• Problem details:
Line by line, set down the following material again exactly.

**** Recorded data

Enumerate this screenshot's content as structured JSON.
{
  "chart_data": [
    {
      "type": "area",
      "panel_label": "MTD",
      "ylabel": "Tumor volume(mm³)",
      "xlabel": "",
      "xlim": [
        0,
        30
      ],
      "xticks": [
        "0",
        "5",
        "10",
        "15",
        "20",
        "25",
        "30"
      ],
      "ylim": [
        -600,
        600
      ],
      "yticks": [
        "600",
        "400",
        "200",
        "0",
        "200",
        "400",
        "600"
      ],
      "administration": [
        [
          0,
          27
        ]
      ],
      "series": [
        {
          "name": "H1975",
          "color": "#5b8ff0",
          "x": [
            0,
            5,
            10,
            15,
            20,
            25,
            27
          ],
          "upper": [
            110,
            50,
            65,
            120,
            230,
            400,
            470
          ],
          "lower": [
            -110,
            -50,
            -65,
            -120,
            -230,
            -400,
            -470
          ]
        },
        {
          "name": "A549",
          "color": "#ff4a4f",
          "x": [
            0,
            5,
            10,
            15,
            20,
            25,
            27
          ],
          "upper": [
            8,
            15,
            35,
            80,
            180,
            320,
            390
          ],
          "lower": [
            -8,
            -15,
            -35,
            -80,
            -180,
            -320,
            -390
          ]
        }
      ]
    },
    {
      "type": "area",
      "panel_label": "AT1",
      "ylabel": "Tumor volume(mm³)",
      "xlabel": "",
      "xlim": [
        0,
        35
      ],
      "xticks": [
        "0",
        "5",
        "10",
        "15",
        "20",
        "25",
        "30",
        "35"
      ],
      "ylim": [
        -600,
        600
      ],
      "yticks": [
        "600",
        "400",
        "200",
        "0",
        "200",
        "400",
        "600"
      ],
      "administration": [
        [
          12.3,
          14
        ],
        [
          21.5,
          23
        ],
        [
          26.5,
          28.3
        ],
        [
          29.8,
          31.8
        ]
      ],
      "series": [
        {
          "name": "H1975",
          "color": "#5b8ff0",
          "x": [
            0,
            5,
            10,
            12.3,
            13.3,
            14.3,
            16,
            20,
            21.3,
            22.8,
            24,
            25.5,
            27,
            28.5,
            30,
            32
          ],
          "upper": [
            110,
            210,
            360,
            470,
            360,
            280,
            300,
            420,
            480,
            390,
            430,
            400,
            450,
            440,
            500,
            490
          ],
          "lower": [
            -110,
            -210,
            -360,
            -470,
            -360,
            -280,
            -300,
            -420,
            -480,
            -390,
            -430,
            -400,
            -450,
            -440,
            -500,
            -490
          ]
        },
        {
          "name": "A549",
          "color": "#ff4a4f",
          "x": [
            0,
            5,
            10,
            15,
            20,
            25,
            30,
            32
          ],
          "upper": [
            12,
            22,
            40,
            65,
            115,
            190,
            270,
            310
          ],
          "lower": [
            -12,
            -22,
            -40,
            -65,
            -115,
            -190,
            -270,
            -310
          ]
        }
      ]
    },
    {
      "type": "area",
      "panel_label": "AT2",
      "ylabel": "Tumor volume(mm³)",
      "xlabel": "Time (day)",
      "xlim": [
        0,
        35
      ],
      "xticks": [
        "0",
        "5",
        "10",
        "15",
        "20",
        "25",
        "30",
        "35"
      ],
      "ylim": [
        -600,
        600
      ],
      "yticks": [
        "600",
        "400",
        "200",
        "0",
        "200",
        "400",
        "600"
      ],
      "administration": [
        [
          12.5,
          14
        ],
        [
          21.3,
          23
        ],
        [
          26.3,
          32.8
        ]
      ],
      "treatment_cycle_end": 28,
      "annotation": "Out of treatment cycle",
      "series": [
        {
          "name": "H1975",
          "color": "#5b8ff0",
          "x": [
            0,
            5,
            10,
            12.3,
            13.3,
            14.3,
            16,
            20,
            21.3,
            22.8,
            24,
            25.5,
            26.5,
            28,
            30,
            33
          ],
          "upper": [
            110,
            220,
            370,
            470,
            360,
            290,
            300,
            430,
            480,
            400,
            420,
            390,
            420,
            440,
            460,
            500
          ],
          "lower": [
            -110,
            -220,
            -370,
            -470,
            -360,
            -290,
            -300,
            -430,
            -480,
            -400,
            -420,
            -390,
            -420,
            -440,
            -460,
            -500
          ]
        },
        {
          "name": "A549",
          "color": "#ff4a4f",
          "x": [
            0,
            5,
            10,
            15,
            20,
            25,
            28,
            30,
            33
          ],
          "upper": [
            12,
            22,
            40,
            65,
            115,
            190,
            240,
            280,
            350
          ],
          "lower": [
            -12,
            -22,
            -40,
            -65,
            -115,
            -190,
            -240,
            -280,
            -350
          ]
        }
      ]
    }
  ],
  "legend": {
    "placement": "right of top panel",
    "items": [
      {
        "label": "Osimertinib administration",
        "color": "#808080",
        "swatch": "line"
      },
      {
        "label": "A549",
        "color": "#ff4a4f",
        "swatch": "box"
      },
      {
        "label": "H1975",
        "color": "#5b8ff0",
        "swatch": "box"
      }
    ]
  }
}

********

• Reply to the task:
Enumerate this screenshot's content as structured JSON.
{
  "chart_data": [
    {
      "type": "area",
      "panel_label": "MTD",
      "ylabel": "Tumor volume(mm³)",
      "xlabel": "",
      "xlim": [
        0,
        30
      ],
      "xticks": [
        "0",
        "5",
        "10",
        "15",
        "20",
        "25",
        "30"
      ],
      "ylim": [
        -600,
        600
      ],
      "yticks": [
        "600",
        "400",
        "200",
        "0",
        "200",
        "400",
        "600"
      ],
      "administration": [
        [
          0,
          27
        ]
      ],
      "series": [
        {
          "name": "H1975",
          "color": "#5b8ff0",
          "x": [
            0,
            5,
            10,
            15,
            20,
            25,
            27
          ],
          "upper": [
            110,
            50,
            65,
            120,
            230,
            400,
            470
          ],
          "lower": [
            -110,
            -50,
            -65,
            -120,
            -230,
            -400,
            -470
          ]
        },
        {
          "name": "A549",
          "color": "#ff4a4f",
          "x": [
            0,
            5,
            10,
            15,
            20,
            25,
            27
          ],
          "upper": [
            8,
            15,
            35,
            80,
            180,
            320,
            390
          ],
          "lower": [
            -8,
            -15,
            -35,
            -80,
            -180,
            -320,
            -390
          ]
        }
      ]
    },
    {
      "type": "area",
      "panel_label": "AT1",
      "ylabel": "Tumor volume(mm³)",
      "xlabel": "",
      "xlim": [
        0,
        35
      ],
      "xticks": [
        "0",
        "5",
        "10",
        "15",
        "20",
        "25",
        "30",
        "35"
      ],
      "ylim": [
        -600,
        600
      ],
      "yticks": [
        "600",
        "400",
        "200",
        "0",
        "200",
        "400",
        "600"
      ],
      "administration": [
        [
          12.3,
          14
        ],
        [
          21.5,
          23
        ],
        [
          26.5,
          28.3
        ],
        [
          29.8,
          31.8
        ]
      ],
      "series": [
        {
          "name": "H1975",
          "color": "#5b8ff0",
          "x": [
            0,
            5,
            10,
            12.3,
            13.3,
            14.3,
            16,
            20,
            21.3,
            22.8,
            24,
            25.5,
            27,
            28.5,
            30,
            32
          ],
          "upper": [
            110,
            210,
            360,
            470,
            360,
            280,
            300,
            420,
            480,
            390,
            430,
            400,
            450,
            440,
            500,
            490
          ],
          "lower": [
            -110,
            -210,
            -360,
            -470,
            -360,
            -280,
            -300,
            -420,
            -480,
            -390,
            -430,
            -400,
            -450,
            -440,
            -500,
            -490
          ]
        },
        {
          "name": "A549",
          "color": "#ff4a4f",
          "x": [
            0,
            5,
            10,
            15,
            20,
            25,
            30,
            32
          ],
          "upper": [
            12,
            22,
            40,
            65,
            115,
            190,
            270,
            310
          ],
          "lower": [
            -12,
            -22,
            -40,
            -65,
            -115,
            -190,
            -270,
            -310
          ]
        }
      ]
    },
    {
      "type": "area",
      "panel_label": "AT2",
      "ylabel": "Tumor volume(mm³)",
      "xlabel": "Time (day)",
      "xlim": [
        0,
        35
      ],
      "xticks": [
        "0",
        "5",
        "10",
        "15",
        "20",
        "25",
        "30",
        "35"
      ],
      "ylim": [
        -600,
        600
      ],
      "yticks": [
        "600",
        "400",
        "200",
        "0",
        "200",
        "400",
        "600"
      ],
      "administration": [
        [
          12.5,
          14
        ],
        [
          21.3,
          23
        ],
        [
          26.3,
          32.8
        ]
      ],
      "treatment_cycle_end": 28,
      "annotation": "Out of treatment cycle",
      "series": [
        {
          "name": "H1975",
          "color": "#5b8ff0",
          "x": [
            0,
            5,
            10,
            12.3,
            13.3,
            14.3,
            16,
            20,
            21.3,
            22.8,
            24,
            25.5,
            26.5,
            28,
            30,
            33
          ],
          "upper": [
            110,
            220,
            370,
            470,
            360,
            290,
            300,
            430,
            480,
            400,
            420,
            390,
            420,
            440,
            460,
            500
          ],
          "lower": [
            -110,
            -220,
            -370,
            -470,
            -360,
            -290,
            -300,
            -430,
            -480,
            -400,
            -420,
            -390,
            -420,
            -440,
            -460,
            -500
          ]
        },
        {
          "name": "A549",
          "color": "#ff4a4f",
          "x": [
            0,
            5,
            10,
            15,
            20,
            25,
            28,
            30,
            33
          ],
          "upper": [
            12,
            22,
            40,
            65,
            115,
            190,
            240,
            280,
            350
          ],
          "lower": [
            -12,
            -22,
            -40,
            -65,
            -115,
            -190,
            -240,
            -280,
            -350
          ]
        }
      ]
    }
  ],
  "legend": {
    "placement": "right of top panel",
    "items": [
      {
        "label": "Osimertinib administration",
        "color": "#808080",
        "swatch": "line"
      },
      {
        "label": "A549",
        "color": "#ff4a4f",
        "swatch": "box"
      },
      {
        "label": "H1975",
        "color": "#5b8ff0",
        "swatch": "box"
      }
    ]
  }
}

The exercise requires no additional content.